**WRITTEN EXERCISE:** Rewrite the entries, starting at the first one and ending at the line that contains "speaker-light-ring bbox=[1116, 316, 1250, 350]", replacing "waveform-bar" with "waveform-line" and leaving everything else unchanged.

** Begin **

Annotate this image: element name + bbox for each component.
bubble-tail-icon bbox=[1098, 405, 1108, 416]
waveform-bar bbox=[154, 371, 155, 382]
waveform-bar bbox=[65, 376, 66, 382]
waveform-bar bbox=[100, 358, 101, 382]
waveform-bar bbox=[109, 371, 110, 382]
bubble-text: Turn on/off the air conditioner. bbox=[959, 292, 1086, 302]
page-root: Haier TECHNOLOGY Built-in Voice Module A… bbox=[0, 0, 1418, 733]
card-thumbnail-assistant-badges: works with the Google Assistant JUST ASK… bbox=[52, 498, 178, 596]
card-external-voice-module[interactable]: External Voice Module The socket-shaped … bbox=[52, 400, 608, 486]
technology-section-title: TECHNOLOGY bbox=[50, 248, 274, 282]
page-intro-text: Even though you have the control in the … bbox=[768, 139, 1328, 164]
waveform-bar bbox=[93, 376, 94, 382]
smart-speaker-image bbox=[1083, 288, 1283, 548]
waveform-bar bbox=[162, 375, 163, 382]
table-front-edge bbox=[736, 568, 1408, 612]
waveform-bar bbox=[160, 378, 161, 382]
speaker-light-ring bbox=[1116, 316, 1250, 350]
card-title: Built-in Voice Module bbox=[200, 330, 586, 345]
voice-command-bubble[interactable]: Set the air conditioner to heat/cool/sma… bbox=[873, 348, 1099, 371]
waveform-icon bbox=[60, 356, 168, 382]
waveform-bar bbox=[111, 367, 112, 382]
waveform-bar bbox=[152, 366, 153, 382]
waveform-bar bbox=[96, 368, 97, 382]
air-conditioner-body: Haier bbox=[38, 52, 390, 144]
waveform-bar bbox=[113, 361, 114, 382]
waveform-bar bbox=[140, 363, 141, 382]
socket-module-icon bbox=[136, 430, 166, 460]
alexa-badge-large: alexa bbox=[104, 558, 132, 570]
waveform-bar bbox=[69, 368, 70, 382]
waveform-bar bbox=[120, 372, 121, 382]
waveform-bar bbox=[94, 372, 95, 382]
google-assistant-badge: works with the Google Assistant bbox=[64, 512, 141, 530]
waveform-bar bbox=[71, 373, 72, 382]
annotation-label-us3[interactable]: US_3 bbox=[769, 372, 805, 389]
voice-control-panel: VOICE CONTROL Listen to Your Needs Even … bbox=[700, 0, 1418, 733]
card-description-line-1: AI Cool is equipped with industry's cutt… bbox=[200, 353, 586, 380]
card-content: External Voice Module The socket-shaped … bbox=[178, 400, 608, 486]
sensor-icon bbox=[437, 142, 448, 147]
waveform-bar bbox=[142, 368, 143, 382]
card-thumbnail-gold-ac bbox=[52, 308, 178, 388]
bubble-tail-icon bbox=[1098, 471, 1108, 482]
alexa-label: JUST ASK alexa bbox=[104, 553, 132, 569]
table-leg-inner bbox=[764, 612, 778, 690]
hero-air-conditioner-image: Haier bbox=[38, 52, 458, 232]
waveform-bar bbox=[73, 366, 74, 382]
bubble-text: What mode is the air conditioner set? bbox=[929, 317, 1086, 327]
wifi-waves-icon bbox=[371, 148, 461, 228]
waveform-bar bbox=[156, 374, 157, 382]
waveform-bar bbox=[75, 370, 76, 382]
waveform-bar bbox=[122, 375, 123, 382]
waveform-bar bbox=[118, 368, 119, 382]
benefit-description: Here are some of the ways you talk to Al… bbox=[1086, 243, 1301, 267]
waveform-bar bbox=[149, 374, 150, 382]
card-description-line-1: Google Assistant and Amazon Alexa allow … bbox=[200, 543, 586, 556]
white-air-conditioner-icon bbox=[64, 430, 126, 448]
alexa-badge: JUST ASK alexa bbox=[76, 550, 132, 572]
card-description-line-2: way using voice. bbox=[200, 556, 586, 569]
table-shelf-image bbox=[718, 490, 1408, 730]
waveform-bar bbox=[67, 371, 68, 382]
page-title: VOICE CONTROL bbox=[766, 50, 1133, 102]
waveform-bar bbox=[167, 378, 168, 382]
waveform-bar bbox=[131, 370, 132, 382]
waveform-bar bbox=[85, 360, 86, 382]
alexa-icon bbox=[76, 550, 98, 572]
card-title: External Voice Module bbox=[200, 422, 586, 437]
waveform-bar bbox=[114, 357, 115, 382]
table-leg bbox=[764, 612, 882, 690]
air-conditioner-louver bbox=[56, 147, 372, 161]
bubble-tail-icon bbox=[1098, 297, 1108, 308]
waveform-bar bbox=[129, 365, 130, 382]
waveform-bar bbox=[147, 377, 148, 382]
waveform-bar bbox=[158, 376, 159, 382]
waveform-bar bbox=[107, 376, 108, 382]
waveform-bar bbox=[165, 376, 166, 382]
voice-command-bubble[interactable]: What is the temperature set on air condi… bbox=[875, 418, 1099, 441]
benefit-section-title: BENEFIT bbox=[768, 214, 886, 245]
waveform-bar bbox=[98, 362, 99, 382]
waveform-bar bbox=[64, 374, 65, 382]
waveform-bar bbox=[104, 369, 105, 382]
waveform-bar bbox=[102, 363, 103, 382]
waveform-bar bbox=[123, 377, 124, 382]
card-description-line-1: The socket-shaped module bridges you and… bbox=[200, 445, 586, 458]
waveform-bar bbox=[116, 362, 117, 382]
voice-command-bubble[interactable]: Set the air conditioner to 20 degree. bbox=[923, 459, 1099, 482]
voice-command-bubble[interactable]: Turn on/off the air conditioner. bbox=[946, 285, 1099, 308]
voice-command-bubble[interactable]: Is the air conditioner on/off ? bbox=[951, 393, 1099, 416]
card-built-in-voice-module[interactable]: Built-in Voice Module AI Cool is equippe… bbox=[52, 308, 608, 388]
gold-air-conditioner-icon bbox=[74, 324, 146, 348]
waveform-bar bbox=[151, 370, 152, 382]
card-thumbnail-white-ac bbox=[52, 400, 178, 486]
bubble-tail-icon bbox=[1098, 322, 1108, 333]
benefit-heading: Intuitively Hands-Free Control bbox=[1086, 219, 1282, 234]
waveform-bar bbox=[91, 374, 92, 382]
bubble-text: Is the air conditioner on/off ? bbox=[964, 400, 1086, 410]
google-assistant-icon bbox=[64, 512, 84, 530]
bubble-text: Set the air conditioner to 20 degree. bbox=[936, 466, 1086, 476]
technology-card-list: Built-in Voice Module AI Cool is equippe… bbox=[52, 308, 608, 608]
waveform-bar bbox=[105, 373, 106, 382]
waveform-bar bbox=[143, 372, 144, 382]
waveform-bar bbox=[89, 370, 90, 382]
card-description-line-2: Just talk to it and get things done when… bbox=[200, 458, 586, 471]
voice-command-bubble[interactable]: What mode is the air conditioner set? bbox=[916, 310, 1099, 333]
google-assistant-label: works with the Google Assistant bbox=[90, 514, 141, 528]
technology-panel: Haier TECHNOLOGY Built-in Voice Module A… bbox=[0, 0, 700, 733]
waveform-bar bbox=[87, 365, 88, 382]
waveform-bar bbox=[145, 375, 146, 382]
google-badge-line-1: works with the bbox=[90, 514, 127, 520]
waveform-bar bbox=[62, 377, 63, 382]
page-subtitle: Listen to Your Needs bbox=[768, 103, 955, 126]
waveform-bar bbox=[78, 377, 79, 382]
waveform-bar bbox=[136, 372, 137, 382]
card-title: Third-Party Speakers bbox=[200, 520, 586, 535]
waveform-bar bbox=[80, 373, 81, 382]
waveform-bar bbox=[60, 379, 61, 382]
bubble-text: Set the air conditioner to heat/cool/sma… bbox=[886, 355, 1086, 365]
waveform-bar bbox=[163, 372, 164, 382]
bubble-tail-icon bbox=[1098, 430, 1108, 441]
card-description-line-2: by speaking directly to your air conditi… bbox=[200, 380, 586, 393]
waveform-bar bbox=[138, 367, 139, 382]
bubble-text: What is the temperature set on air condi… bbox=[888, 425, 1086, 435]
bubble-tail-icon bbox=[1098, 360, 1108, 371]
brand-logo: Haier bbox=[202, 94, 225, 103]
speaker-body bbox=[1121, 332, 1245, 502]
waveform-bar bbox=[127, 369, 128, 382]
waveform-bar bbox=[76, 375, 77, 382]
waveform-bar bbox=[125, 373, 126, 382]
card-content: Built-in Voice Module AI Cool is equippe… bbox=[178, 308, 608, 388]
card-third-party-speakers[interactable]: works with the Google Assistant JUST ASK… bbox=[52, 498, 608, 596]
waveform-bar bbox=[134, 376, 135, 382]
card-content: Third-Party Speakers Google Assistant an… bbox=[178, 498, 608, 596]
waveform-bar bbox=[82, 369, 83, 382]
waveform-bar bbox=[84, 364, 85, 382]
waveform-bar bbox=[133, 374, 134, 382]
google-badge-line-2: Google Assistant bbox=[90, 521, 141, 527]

** End **

**TASK OUTPUT:**
Annotate this image: element name + bbox for each component.
bubble-tail-icon bbox=[1098, 405, 1108, 416]
waveform-line bbox=[154, 371, 155, 382]
waveform-line bbox=[65, 376, 66, 382]
waveform-line bbox=[100, 358, 101, 382]
waveform-line bbox=[109, 371, 110, 382]
bubble-text: Turn on/off the air conditioner. bbox=[959, 292, 1086, 302]
page-root: Haier TECHNOLOGY Built-in Voice Module A… bbox=[0, 0, 1418, 733]
card-thumbnail-assistant-badges: works with the Google Assistant JUST ASK… bbox=[52, 498, 178, 596]
card-external-voice-module[interactable]: External Voice Module The socket-shaped … bbox=[52, 400, 608, 486]
technology-section-title: TECHNOLOGY bbox=[50, 248, 274, 282]
page-intro-text: Even though you have the control in the … bbox=[768, 139, 1328, 164]
waveform-line bbox=[93, 376, 94, 382]
smart-speaker-image bbox=[1083, 288, 1283, 548]
waveform-line bbox=[162, 375, 163, 382]
table-front-edge bbox=[736, 568, 1408, 612]
waveform-line bbox=[160, 378, 161, 382]
speaker-light-ring bbox=[1116, 316, 1250, 350]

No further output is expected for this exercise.